======== RECORDS FOR THE EXERCISE
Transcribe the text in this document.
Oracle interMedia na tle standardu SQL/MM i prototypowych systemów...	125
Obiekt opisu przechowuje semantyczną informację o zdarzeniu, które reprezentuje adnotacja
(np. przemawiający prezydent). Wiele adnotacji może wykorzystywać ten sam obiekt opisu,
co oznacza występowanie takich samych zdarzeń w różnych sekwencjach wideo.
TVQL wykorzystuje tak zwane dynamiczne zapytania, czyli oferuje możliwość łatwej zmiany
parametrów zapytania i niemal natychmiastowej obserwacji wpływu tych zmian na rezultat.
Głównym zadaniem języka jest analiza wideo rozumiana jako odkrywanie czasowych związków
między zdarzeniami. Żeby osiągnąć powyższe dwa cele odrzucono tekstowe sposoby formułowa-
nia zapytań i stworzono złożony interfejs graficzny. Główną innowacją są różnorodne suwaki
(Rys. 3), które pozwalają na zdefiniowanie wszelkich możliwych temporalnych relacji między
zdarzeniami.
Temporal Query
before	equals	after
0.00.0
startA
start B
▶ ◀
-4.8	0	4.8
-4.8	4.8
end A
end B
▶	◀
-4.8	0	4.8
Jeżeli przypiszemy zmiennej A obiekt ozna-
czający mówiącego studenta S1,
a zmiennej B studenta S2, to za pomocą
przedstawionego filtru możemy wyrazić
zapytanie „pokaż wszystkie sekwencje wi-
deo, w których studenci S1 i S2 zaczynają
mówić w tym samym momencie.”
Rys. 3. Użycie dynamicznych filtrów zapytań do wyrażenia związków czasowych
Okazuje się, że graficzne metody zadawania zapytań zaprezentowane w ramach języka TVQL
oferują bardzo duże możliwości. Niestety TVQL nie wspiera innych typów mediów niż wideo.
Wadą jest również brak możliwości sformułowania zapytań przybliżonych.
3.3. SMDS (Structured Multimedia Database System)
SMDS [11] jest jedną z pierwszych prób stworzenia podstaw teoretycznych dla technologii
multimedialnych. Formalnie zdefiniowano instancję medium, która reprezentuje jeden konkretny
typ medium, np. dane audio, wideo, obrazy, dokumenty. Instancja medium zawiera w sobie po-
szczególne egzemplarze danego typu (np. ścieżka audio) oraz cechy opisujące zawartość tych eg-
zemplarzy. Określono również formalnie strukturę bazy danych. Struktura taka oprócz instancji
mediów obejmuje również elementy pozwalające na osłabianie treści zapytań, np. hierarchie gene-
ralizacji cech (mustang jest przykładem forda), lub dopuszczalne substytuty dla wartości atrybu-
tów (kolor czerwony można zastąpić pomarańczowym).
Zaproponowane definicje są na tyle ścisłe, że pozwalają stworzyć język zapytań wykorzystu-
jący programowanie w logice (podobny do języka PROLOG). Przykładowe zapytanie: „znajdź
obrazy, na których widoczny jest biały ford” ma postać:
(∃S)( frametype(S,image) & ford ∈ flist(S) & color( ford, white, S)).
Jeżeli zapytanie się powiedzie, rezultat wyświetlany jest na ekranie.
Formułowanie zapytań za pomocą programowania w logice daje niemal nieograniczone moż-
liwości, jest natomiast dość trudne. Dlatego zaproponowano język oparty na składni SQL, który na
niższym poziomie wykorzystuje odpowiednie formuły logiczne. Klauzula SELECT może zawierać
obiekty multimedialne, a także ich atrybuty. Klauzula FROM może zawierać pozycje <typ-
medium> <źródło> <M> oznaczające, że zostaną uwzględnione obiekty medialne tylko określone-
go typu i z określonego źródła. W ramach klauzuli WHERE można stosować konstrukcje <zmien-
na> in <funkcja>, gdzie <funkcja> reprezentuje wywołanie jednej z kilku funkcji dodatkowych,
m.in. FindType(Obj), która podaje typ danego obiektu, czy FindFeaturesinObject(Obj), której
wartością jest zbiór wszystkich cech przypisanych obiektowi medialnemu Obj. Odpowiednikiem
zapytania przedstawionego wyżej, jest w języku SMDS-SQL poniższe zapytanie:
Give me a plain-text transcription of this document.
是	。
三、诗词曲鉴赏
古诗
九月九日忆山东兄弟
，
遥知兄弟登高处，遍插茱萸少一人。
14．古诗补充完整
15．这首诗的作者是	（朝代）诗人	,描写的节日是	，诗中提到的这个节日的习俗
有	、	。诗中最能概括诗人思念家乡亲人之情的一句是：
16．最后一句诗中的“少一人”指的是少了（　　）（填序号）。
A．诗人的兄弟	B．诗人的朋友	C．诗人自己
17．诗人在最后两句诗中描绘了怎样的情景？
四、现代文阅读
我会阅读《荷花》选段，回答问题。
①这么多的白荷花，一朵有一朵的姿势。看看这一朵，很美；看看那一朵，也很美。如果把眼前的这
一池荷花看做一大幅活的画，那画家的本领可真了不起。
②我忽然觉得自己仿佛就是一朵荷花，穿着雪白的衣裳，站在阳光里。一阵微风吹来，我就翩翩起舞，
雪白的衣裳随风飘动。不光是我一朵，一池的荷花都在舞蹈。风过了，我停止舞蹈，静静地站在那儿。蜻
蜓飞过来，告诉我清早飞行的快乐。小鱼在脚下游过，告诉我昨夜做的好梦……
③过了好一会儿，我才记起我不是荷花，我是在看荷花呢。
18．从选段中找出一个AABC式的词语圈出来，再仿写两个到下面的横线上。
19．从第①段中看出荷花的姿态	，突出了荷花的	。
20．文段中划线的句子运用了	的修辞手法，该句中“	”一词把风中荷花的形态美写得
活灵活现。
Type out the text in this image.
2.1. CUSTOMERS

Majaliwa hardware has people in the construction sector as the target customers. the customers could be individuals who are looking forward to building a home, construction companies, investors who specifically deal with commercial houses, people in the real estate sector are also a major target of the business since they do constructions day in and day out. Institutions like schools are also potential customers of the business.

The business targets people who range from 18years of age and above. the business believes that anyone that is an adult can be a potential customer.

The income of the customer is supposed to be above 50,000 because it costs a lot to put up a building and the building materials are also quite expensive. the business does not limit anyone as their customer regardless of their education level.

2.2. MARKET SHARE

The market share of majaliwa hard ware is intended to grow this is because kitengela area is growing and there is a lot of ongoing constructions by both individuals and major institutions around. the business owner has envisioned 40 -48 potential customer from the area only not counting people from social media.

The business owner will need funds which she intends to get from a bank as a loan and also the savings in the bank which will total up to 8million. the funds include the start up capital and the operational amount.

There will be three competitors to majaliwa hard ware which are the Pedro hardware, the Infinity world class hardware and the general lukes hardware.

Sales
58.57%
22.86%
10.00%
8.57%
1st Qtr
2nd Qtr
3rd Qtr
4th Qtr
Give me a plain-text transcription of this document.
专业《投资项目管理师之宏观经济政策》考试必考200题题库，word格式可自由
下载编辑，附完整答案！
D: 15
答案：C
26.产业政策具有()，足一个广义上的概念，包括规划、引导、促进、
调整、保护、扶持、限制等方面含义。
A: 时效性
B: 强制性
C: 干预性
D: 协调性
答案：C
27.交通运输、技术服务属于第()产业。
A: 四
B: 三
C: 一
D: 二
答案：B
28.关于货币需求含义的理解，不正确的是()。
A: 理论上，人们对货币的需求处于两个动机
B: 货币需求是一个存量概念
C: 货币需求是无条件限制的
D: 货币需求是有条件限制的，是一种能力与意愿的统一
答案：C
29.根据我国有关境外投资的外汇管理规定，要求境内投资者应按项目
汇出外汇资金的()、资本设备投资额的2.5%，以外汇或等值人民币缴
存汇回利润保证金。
================
-- YOUR GOAL --
Copy out each line of the entries that holds "zapytanie".

-- CORRECT OUTPUT --
zapytanie „pokaż wszystkie sekwencje wi-
jący programowanie w logice (podobny do języka PROLOG). Przykładowe zapytanie: „znajdź
Jeżeli zapytanie się powiedzie, rezultat wyświetlany jest na ekranie.
zapytania przedstawionego wyżej, jest w języku SMDS-SQL poniższe zapytanie:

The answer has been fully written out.